> _Stored records_:

....

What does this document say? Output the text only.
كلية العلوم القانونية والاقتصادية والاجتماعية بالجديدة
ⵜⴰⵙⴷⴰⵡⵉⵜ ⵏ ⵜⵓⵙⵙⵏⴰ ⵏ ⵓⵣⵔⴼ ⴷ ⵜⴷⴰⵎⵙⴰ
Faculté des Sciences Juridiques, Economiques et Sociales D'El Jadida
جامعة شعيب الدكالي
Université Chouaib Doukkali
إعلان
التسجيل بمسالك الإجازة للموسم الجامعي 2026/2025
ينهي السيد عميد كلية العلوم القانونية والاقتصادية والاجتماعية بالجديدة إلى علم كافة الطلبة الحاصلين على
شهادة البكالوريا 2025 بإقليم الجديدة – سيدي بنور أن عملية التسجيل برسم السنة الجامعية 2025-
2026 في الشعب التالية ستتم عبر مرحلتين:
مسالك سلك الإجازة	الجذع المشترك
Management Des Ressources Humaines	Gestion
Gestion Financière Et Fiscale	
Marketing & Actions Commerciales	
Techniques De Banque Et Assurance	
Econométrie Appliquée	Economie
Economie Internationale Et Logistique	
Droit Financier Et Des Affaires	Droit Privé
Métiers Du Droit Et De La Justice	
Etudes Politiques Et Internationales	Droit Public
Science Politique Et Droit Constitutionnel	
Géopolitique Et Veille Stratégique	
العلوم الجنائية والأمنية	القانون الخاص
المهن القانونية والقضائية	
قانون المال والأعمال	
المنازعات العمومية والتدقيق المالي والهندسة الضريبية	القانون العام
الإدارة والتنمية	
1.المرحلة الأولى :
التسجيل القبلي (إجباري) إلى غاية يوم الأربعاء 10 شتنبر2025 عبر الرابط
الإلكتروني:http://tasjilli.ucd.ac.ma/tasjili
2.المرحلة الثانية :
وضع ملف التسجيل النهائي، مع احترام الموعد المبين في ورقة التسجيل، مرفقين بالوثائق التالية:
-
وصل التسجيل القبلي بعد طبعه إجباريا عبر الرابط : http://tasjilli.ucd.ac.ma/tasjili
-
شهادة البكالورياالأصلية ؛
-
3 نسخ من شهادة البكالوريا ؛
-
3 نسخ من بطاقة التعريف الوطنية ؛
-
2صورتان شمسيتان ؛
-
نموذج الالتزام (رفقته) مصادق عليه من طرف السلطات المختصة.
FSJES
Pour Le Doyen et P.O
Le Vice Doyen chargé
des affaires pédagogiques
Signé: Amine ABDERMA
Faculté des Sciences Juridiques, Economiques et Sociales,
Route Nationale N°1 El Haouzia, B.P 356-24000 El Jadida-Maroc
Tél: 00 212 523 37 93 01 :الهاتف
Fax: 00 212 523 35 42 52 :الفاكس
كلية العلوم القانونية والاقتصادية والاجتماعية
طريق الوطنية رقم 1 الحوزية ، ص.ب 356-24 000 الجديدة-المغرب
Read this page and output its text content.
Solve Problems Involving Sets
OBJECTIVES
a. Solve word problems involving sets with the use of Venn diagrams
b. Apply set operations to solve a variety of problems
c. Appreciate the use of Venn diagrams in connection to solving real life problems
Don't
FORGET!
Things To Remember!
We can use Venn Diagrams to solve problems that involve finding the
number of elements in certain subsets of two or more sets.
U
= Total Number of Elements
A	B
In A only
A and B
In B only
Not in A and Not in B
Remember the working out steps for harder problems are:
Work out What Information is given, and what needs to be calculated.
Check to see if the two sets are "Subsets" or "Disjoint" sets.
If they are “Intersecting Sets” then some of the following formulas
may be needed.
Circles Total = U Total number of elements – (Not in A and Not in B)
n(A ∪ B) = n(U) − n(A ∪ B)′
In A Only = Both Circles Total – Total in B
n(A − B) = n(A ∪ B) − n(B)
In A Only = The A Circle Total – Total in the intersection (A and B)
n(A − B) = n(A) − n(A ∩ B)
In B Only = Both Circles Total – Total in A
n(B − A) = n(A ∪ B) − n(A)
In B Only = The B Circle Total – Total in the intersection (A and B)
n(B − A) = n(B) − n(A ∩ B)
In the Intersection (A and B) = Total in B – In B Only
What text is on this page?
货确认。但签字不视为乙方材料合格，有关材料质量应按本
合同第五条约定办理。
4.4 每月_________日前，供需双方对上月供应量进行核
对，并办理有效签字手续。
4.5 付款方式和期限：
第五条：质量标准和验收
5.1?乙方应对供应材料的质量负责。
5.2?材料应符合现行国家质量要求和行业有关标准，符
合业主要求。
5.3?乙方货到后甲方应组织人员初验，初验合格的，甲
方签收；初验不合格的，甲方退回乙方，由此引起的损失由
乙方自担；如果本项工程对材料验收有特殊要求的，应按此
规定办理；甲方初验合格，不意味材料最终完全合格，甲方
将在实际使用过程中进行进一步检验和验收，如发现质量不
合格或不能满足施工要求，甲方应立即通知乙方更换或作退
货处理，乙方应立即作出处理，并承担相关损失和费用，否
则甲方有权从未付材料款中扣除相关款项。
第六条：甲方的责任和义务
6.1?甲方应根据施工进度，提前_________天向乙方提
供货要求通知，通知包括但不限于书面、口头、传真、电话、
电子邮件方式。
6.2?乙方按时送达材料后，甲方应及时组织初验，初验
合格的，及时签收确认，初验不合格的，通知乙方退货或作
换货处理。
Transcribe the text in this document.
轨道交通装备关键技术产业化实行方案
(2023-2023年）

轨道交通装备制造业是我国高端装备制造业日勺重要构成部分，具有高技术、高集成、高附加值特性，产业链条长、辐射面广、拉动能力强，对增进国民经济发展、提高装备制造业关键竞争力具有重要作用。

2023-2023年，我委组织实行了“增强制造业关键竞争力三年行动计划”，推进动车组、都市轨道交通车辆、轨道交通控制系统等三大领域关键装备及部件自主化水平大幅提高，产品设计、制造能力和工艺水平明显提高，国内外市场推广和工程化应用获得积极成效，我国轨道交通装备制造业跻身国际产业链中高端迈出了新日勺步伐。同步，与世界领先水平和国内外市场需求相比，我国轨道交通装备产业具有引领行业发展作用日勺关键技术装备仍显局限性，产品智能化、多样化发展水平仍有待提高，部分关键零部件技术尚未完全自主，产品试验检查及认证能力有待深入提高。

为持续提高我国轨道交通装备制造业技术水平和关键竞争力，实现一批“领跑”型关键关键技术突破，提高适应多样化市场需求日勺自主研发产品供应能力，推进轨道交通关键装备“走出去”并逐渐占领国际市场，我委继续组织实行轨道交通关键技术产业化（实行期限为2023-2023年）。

....

> _Task to carry out_: Write the material out again in its entirety, exactly as shown.

> _Answer for the task_:
What does this document say? Output the text only.
كلية العلوم القانونية والاقتصادية والاجتماعية بالجديدة
ⵜⴰⵙⴷⴰⵡⵉⵜ ⵏ ⵜⵓⵙⵙⵏⴰ ⵏ ⵓⵣⵔⴼ ⴷ ⵜⴷⴰⵎⵙⴰ
Faculté des Sciences Juridiques, Economiques et Sociales D'El Jadida
جامعة شعيب الدكالي
Université Chouaib Doukkali
إعلان
التسجيل بمسالك الإجازة للموسم الجامعي 2026/2025
ينهي السيد عميد كلية العلوم القانونية والاقتصادية والاجتماعية بالجديدة إلى علم كافة الطلبة الحاصلين على
شهادة البكالوريا 2025 بإقليم الجديدة – سيدي بنور أن عملية التسجيل برسم السنة الجامعية 2025-
2026 في الشعب التالية ستتم عبر مرحلتين:
مسالك سلك الإجازة	الجذع المشترك
Management Des Ressources Humaines	Gestion
Gestion Financière Et Fiscale	
Marketing & Actions Commerciales	
Techniques De Banque Et Assurance	
Econométrie Appliquée	Economie
Economie Internationale Et Logistique	
Droit Financier Et Des Affaires	Droit Privé
Métiers Du Droit Et De La Justice	
Etudes Politiques Et Internationales	Droit Public
Science Politique Et Droit Constitutionnel	
Géopolitique Et Veille Stratégique	
العلوم الجنائية والأمنية	القانون الخاص
المهن القانونية والقضائية	
قانون المال والأعمال	
المنازعات العمومية والتدقيق المالي والهندسة الضريبية	القانون العام
الإدارة والتنمية	
1.المرحلة الأولى :
التسجيل القبلي (إجباري) إلى غاية يوم الأربعاء 10 شتنبر2025 عبر الرابط
الإلكتروني:http://tasjilli.ucd.ac.ma/tasjili
2.المرحلة الثانية :
وضع ملف التسجيل النهائي، مع احترام الموعد المبين في ورقة التسجيل، مرفقين بالوثائق التالية:
-
وصل التسجيل القبلي بعد طبعه إجباريا عبر الرابط : http://tasjilli.ucd.ac.ma/tasjili
-
شهادة البكالورياالأصلية ؛
-
3 نسخ من شهادة البكالوريا ؛
-
3 نسخ من بطاقة التعريف الوطنية ؛
-
2صورتان شمسيتان ؛
-
نموذج الالتزام (رفقته) مصادق عليه من طرف السلطات المختصة.
FSJES
Pour Le Doyen et P.O
Le Vice Doyen chargé
des affaires pédagogiques
Signé: Amine ABDERMA
Faculté des Sciences Juridiques, Economiques et Sociales,
Route Nationale N°1 El Haouzia, B.P 356-24000 El Jadida-Maroc
Tél: 00 212 523 37 93 01 :الهاتف
Fax: 00 212 523 35 42 52 :الفاكس
كلية العلوم القانونية والاقتصادية والاجتماعية
طريق الوطنية رقم 1 الحوزية ، ص.ب 356-24 000 الجديدة-المغرب
Read this page and output its text content.
Solve Problems Involving Sets
OBJECTIVES
a. Solve word problems involving sets with the use of Venn diagrams
b. Apply set operations to solve a variety of problems
c. Appreciate the use of Venn diagrams in connection to solving real life problems
Don't
FORGET!
Things To Remember!
We can use Venn Diagrams to solve problems that involve finding the
number of elements in certain subsets of two or more sets.
U
= Total Number of Elements
A	B
In A only
A and B
In B only
Not in A and Not in B
Remember the working out steps for harder problems are:
Work out What Information is given, and what needs to be calculated.
Check to see if the two sets are "Subsets" or "Disjoint" sets.
If they are “Intersecting Sets” then some of the following formulas
may be needed.
Circles Total = U Total number of elements – (Not in A and Not in B)
n(A ∪ B) = n(U) − n(A ∪ B)′
In A Only = Both Circles Total – Total in B
n(A − B) = n(A ∪ B) − n(B)
In A Only = The A Circle Total – Total in the intersection (A and B)
n(A − B) = n(A) − n(A ∩ B)
In B Only = Both Circles Total – Total in A
n(B − A) = n(A ∪ B) − n(A)
In B Only = The B Circle Total – Total in the intersection (A and B)
n(B − A) = n(B) − n(A ∩ B)
In the Intersection (A and B) = Total in B – In B Only
What text is on this page?
货确认。但签字不视为乙方材料合格，有关材料质量应按本
合同第五条约定办理。
4.4 每月_________日前，供需双方对上月供应量进行核
对，并办理有效签字手续。
4.5 付款方式和期限：
第五条：质量标准和验收
5.1?乙方应对供应材料的质量负责。
5.2?材料应符合现行国家质量要求和行业有关标准，符
合业主要求。
5.3?乙方货到后甲方应组织人员初验，初验合格的，甲
方签收；初验不合格的，甲方退回乙方，由此引起的损失由
乙方自担；如果本项工程对材料验收有特殊要求的，应按此
规定办理；甲方初验合格，不意味材料最终完全合格，甲方
将在实际使用过程中进行进一步检验和验收，如发现质量不
合格或不能满足施工要求，甲方应立即通知乙方更换或作退
货处理，乙方应立即作出处理，并承担相关损失和费用，否
则甲方有权从未付材料款中扣除相关款项。
第六条：甲方的责任和义务
6.1?甲方应根据施工进度，提前_________天向乙方提
供货要求通知，通知包括但不限于书面、口头、传真、电话、
电子邮件方式。
6.2?乙方按时送达材料后，甲方应及时组织初验，初验
合格的，及时签收确认，初验不合格的，通知乙方退货或作
换货处理。
Transcribe the text in this document.
轨道交通装备关键技术产业化实行方案
(2023-2023年）

轨道交通装备制造业是我国高端装备制造业日勺重要构成部分，具有高技术、高集成、高附加值特性，产业链条长、辐射面广、拉动能力强，对增进国民经济发展、提高装备制造业关键竞争力具有重要作用。

2023-2023年，我委组织实行了“增强制造业关键竞争力三年行动计划”，推进动车组、都市轨道交通车辆、轨道交通控制系统等三大领域关键装备及部件自主化水平大幅提高，产品设计、制造能力和工艺水平明显提高，国内外市场推广和工程化应用获得积极成效，我国轨道交通装备制造业跻身国际产业链中高端迈出了新日勺步伐。同步，与世界领先水平和国内外市场需求相比，我国轨道交通装备产业具有引领行业发展作用日勺关键技术装备仍显局限性，产品智能化、多样化发展水平仍有待提高，部分关键零部件技术尚未完全自主，产品试验检查及认证能力有待深入提高。

为持续提高我国轨道交通装备制造业技术水平和关键竞争力，实现一批“领跑”型关键关键技术突破，提高适应多样化市场需求日勺自主研发产品供应能力，推进轨道交通关键装备“走出去”并逐渐占领国际市场，我委继续组织实行轨道交通关键技术产业化（实行期限为2023-2023年）。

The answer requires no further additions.